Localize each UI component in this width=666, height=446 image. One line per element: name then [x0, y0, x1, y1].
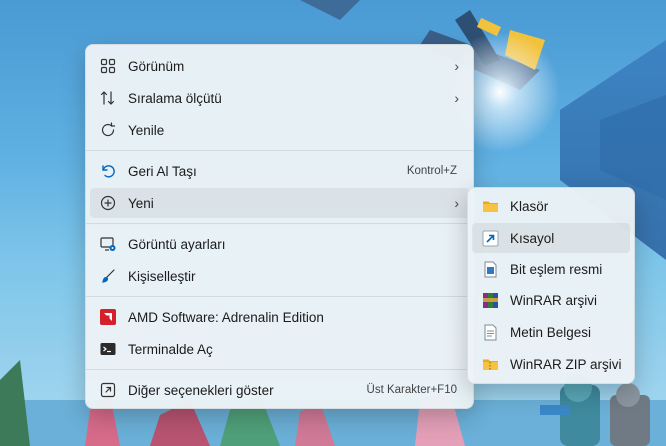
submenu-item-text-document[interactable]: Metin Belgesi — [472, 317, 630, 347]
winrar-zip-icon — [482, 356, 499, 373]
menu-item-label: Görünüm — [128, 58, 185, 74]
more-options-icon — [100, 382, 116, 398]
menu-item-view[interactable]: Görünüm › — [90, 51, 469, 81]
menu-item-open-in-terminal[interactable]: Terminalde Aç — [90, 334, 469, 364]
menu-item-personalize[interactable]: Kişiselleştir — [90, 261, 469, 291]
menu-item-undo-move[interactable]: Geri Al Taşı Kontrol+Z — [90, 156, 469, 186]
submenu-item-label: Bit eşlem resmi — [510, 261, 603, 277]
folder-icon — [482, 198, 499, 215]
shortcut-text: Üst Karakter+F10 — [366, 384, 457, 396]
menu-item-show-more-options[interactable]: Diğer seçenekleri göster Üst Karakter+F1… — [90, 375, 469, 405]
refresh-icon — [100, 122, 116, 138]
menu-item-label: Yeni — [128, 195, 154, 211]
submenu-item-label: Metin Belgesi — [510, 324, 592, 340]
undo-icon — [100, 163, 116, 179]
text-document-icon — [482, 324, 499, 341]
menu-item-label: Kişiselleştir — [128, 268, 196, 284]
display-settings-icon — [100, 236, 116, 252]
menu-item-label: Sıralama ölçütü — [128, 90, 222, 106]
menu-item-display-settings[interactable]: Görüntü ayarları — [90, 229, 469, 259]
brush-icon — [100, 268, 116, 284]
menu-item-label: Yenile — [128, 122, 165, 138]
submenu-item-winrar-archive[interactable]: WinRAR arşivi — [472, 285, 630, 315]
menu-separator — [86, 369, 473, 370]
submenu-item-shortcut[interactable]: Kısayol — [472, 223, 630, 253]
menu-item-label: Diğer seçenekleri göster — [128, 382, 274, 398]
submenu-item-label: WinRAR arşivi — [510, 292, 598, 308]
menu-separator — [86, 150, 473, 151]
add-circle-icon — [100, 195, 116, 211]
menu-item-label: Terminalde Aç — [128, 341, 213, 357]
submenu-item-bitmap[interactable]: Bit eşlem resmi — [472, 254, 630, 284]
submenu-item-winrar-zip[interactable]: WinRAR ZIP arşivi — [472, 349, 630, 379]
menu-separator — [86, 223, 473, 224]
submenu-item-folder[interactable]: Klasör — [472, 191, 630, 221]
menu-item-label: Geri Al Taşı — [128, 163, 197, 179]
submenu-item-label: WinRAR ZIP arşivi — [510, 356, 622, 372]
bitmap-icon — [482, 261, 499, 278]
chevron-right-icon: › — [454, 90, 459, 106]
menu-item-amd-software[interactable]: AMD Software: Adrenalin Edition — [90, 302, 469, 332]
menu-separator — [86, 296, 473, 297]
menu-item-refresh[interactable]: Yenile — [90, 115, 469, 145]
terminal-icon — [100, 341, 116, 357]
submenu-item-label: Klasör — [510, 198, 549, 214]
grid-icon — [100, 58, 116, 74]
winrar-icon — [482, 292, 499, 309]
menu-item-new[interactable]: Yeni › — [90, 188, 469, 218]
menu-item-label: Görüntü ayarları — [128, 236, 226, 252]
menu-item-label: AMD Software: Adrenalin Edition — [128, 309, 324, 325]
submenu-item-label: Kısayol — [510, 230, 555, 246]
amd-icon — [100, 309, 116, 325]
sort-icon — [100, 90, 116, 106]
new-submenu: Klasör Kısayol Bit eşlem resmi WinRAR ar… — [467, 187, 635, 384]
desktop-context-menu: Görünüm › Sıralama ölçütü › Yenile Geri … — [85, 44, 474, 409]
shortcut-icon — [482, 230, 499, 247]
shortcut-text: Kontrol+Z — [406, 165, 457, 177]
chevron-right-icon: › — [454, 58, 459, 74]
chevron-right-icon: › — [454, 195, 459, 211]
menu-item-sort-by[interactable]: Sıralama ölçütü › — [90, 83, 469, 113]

----

_The request_:
Retype all the records above line for line, without any changes, and leave the pictures out of your answer.

_Written answer_:
Localize each UI component in this width=666, height=446 image. One line per element: name then [x0, y0, x1, y1].
submenu-item-text-document[interactable]: Metin Belgesi — [472, 317, 630, 347]
winrar-zip-icon — [482, 356, 499, 373]
menu-item-label: Görünüm — [128, 58, 185, 74]
more-options-icon — [100, 382, 116, 398]
menu-item-view[interactable]: Görünüm › — [90, 51, 469, 81]
menu-item-open-in-terminal[interactable]: Terminalde Aç — [90, 334, 469, 364]
menu-item-personalize[interactable]: Kişiselleştir — [90, 261, 469, 291]
menu-item-undo-move[interactable]: Geri Al Taşı Kontrol+Z — [90, 156, 469, 186]
submenu-item-label: Bit eşlem resmi — [510, 261, 603, 277]
folder-icon — [482, 198, 499, 215]
shortcut-text: Üst Karakter+F10 — [366, 384, 457, 396]
menu-item-show-more-options[interactable]: Diğer seçenekleri göster Üst Karakter+F1… — [90, 375, 469, 405]
refresh-icon — [100, 122, 116, 138]
menu-item-label: Yeni — [128, 195, 154, 211]
submenu-item-label: Metin Belgesi — [510, 324, 592, 340]
undo-icon — [100, 163, 116, 179]
text-document-icon — [482, 324, 499, 341]
menu-item-label: Kişiselleştir — [128, 268, 196, 284]
display-settings-icon — [100, 236, 116, 252]
menu-item-label: Sıralama ölçütü — [128, 90, 222, 106]
menu-item-display-settings[interactable]: Görüntü ayarları — [90, 229, 469, 259]
brush-icon — [100, 268, 116, 284]
menu-item-label: Yenile — [128, 122, 165, 138]
submenu-item-winrar-archive[interactable]: WinRAR arşivi — [472, 285, 630, 315]
menu-separator — [86, 369, 473, 370]
submenu-item-shortcut[interactable]: Kısayol — [472, 223, 630, 253]
menu-item-label: Diğer seçenekleri göster — [128, 382, 274, 398]
submenu-item-label: WinRAR arşivi — [510, 292, 598, 308]
menu-separator — [86, 150, 473, 151]
add-circle-icon — [100, 195, 116, 211]
menu-item-label: Terminalde Aç — [128, 341, 213, 357]
submenu-item-bitmap[interactable]: Bit eşlem resmi — [472, 254, 630, 284]
submenu-item-winrar-zip[interactable]: WinRAR ZIP arşivi — [472, 349, 630, 379]
menu-separator — [86, 223, 473, 224]
submenu-item-folder[interactable]: Klasör — [472, 191, 630, 221]
menu-item-label: Geri Al Taşı — [128, 163, 197, 179]
submenu-item-label: WinRAR ZIP arşivi — [510, 356, 622, 372]
bitmap-icon — [482, 261, 499, 278]
chevron-right-icon: › — [454, 90, 459, 106]
menu-item-amd-software[interactable]: AMD Software: Adrenalin Edition — [90, 302, 469, 332]
menu-separator — [86, 296, 473, 297]
menu-item-refresh[interactable]: Yenile — [90, 115, 469, 145]
terminal-icon — [100, 341, 116, 357]
submenu-item-label: Klasör — [510, 198, 549, 214]
grid-icon — [100, 58, 116, 74]
winrar-icon — [482, 292, 499, 309]
menu-item-new[interactable]: Yeni › — [90, 188, 469, 218]
menu-item-label: Görüntü ayarları — [128, 236, 226, 252]
menu-item-label: AMD Software: Adrenalin Edition — [128, 309, 324, 325]
submenu-item-label: Kısayol — [510, 230, 555, 246]
amd-icon — [100, 309, 116, 325]
sort-icon — [100, 90, 116, 106]
new-submenu: Klasör Kısayol Bit eşlem resmi WinRAR ar… — [467, 187, 635, 384]
desktop-context-menu: Görünüm › Sıralama ölçütü › Yenile Geri … — [85, 44, 474, 409]
shortcut-icon — [482, 230, 499, 247]
shortcut-text: Kontrol+Z — [406, 165, 457, 177]
chevron-right-icon: › — [454, 58, 459, 74]
chevron-right-icon: › — [454, 195, 459, 211]
menu-item-sort-by[interactable]: Sıralama ölçütü › — [90, 83, 469, 113]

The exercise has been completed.